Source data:
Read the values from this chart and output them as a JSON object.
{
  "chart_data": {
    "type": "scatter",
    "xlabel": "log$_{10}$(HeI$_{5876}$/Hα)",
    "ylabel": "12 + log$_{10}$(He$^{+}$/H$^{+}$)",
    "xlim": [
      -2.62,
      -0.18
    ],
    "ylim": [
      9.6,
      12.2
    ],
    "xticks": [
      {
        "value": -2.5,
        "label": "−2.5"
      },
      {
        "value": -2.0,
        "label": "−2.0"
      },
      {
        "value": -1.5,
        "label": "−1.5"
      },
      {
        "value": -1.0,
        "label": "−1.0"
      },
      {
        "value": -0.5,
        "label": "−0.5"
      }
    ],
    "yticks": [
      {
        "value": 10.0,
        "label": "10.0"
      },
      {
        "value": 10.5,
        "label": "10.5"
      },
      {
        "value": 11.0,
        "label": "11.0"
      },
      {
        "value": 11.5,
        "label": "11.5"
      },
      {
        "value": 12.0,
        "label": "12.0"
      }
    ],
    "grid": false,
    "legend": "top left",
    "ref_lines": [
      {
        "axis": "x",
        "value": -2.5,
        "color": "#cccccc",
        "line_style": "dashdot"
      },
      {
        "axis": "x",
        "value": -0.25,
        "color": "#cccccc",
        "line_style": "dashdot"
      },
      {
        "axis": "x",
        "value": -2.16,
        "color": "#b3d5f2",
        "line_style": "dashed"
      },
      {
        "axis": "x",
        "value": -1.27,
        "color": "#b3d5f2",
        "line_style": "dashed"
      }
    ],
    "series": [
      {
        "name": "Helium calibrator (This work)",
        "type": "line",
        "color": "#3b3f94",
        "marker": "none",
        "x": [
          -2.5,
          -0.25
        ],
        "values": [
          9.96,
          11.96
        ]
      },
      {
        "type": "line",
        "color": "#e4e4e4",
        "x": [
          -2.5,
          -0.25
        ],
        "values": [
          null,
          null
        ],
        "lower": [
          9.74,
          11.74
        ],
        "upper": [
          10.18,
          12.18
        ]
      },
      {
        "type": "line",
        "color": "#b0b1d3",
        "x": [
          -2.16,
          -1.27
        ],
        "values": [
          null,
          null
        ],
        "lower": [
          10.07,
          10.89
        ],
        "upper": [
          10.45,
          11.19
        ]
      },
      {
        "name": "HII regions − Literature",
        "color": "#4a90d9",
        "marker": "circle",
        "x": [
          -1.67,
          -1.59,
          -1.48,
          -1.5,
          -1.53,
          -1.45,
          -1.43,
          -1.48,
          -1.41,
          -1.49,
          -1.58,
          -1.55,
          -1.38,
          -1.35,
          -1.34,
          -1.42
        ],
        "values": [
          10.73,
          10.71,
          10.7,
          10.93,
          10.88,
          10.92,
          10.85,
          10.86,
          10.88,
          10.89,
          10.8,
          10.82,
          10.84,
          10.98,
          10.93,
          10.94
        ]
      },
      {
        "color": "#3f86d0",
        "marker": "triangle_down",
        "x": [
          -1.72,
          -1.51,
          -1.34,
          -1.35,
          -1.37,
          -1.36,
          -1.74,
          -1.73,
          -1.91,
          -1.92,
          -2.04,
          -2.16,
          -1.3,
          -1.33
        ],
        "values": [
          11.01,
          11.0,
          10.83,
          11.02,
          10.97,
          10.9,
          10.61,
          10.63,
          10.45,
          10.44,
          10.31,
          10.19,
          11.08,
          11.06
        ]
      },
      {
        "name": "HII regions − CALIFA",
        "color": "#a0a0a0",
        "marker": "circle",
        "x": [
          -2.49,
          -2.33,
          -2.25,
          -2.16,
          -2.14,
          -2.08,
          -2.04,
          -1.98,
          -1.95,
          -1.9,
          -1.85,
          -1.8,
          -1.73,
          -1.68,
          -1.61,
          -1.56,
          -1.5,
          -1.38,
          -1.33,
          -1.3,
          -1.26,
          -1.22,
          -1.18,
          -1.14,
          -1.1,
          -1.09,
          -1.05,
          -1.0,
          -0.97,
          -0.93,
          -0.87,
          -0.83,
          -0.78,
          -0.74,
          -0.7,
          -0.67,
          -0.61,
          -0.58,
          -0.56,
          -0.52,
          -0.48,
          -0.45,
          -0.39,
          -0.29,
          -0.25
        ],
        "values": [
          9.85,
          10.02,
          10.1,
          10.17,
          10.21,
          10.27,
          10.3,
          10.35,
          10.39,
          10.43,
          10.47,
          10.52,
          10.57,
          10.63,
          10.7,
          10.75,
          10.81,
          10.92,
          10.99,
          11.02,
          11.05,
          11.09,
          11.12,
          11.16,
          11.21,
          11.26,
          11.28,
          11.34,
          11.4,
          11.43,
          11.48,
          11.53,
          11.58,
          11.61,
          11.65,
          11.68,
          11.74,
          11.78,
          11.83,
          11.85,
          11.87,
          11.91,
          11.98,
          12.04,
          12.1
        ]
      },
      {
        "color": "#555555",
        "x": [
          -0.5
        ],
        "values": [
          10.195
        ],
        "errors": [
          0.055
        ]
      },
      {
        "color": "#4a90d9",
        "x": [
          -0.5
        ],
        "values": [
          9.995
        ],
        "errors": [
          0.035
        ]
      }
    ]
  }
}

Task to complete:
The records above should be duplicated in full, exactly as given.

Task result:
Read the values from this chart and output them as a JSON object.
{
  "chart_data": {
    "type": "scatter",
    "xlabel": "log$_{10}$(HeI$_{5876}$/Hα)",
    "ylabel": "12 + log$_{10}$(He$^{+}$/H$^{+}$)",
    "xlim": [
      -2.62,
      -0.18
    ],
    "ylim": [
      9.6,
      12.2
    ],
    "xticks": [
      {
        "value": -2.5,
        "label": "−2.5"
      },
      {
        "value": -2.0,
        "label": "−2.0"
      },
      {
        "value": -1.5,
        "label": "−1.5"
      },
      {
        "value": -1.0,
        "label": "−1.0"
      },
      {
        "value": -0.5,
        "label": "−0.5"
      }
    ],
    "yticks": [
      {
        "value": 10.0,
        "label": "10.0"
      },
      {
        "value": 10.5,
        "label": "10.5"
      },
      {
        "value": 11.0,
        "label": "11.0"
      },
      {
        "value": 11.5,
        "label": "11.5"
      },
      {
        "value": 12.0,
        "label": "12.0"
      }
    ],
    "grid": false,
    "legend": "top left",
    "ref_lines": [
      {
        "axis": "x",
        "value": -2.5,
        "color": "#cccccc",
        "line_style": "dashdot"
      },
      {
        "axis": "x",
        "value": -0.25,
        "color": "#cccccc",
        "line_style": "dashdot"
      },
      {
        "axis": "x",
        "value": -2.16,
        "color": "#b3d5f2",
        "line_style": "dashed"
      },
      {
        "axis": "x",
        "value": -1.27,
        "color": "#b3d5f2",
        "line_style": "dashed"
      }
    ],
    "series": [
      {
        "name": "Helium calibrator (This work)",
        "type": "line",
        "color": "#3b3f94",
        "marker": "none",
        "x": [
          -2.5,
          -0.25
        ],
        "values": [
          9.96,
          11.96
        ]
      },
      {
        "type": "line",
        "color": "#e4e4e4",
        "x": [
          -2.5,
          -0.25
        ],
        "values": [
          null,
          null
        ],
        "lower": [
          9.74,
          11.74
        ],
        "upper": [
          10.18,
          12.18
        ]
      },
      {
        "type": "line",
        "color": "#b0b1d3",
        "x": [
          -2.16,
          -1.27
        ],
        "values": [
          null,
          null
        ],
        "lower": [
          10.07,
          10.89
        ],
        "upper": [
          10.45,
          11.19
        ]
      },
      {
        "name": "HII regions − Literature",
        "color": "#4a90d9",
        "marker": "circle",
        "x": [
          -1.67,
          -1.59,
          -1.48,
          -1.5,
          -1.53,
          -1.45,
          -1.43,
          -1.48,
          -1.41,
          -1.49,
          -1.58,
          -1.55,
          -1.38,
          -1.35,
          -1.34,
          -1.42
        ],
        "values": [
          10.73,
          10.71,
          10.7,
          10.93,
          10.88,
          10.92,
          10.85,
          10.86,
          10.88,
          10.89,
          10.8,
          10.82,
          10.84,
          10.98,
          10.93,
          10.94
        ]
      },
      {
        "color": "#3f86d0",
        "marker": "triangle_down",
        "x": [
          -1.72,
          -1.51,
          -1.34,
          -1.35,
          -1.37,
          -1.36,
          -1.74,
          -1.73,
          -1.91,
          -1.92,
          -2.04,
          -2.16,
          -1.3,
          -1.33
        ],
        "values": [
          11.01,
          11.0,
          10.83,
          11.02,
          10.97,
          10.9,
          10.61,
          10.63,
          10.45,
          10.44,
          10.31,
          10.19,
          11.08,
          11.06
        ]
      },
      {
        "name": "HII regions − CALIFA",
        "color": "#a0a0a0",
        "marker": "circle",
        "x": [
          -2.49,
          -2.33,
          -2.25,
          -2.16,
          -2.14,
          -2.08,
          -2.04,
          -1.98,
          -1.95,
          -1.9,
          -1.85,
          -1.8,
          -1.73,
          -1.68,
          -1.61,
          -1.56,
          -1.5,
          -1.38,
          -1.33,
          -1.3,
          -1.26,
          -1.22,
          -1.18,
          -1.14,
          -1.1,
          -1.09,
          -1.05,
          -1.0,
          -0.97,
          -0.93,
          -0.87,
          -0.83,
          -0.78,
          -0.74,
          -0.7,
          -0.67,
          -0.61,
          -0.58,
          -0.56,
          -0.52,
          -0.48,
          -0.45,
          -0.39,
          -0.29,
          -0.25
        ],
        "values": [
          9.85,
          10.02,
          10.1,
          10.17,
          10.21,
          10.27,
          10.3,
          10.35,
          10.39,
          10.43,
          10.47,
          10.52,
          10.57,
          10.63,
          10.7,
          10.75,
          10.81,
          10.92,
          10.99,
          11.02,
          11.05,
          11.09,
          11.12,
          11.16,
          11.21,
          11.26,
          11.28,
          11.34,
          11.4,
          11.43,
          11.48,
          11.53,
          11.58,
          11.61,
          11.65,
          11.68,
          11.74,
          11.78,
          11.83,
          11.85,
          11.87,
          11.91,
          11.98,
          12.04,
          12.1
        ]
      },
      {
        "color": "#555555",
        "x": [
          -0.5
        ],
        "values": [
          10.195
        ],
        "errors": [
          0.055
        ]
      },
      {
        "color": "#4a90d9",
        "x": [
          -0.5
        ],
        "values": [
          9.995
        ],
        "errors": [
          0.035
        ]
      }
    ]
  }
}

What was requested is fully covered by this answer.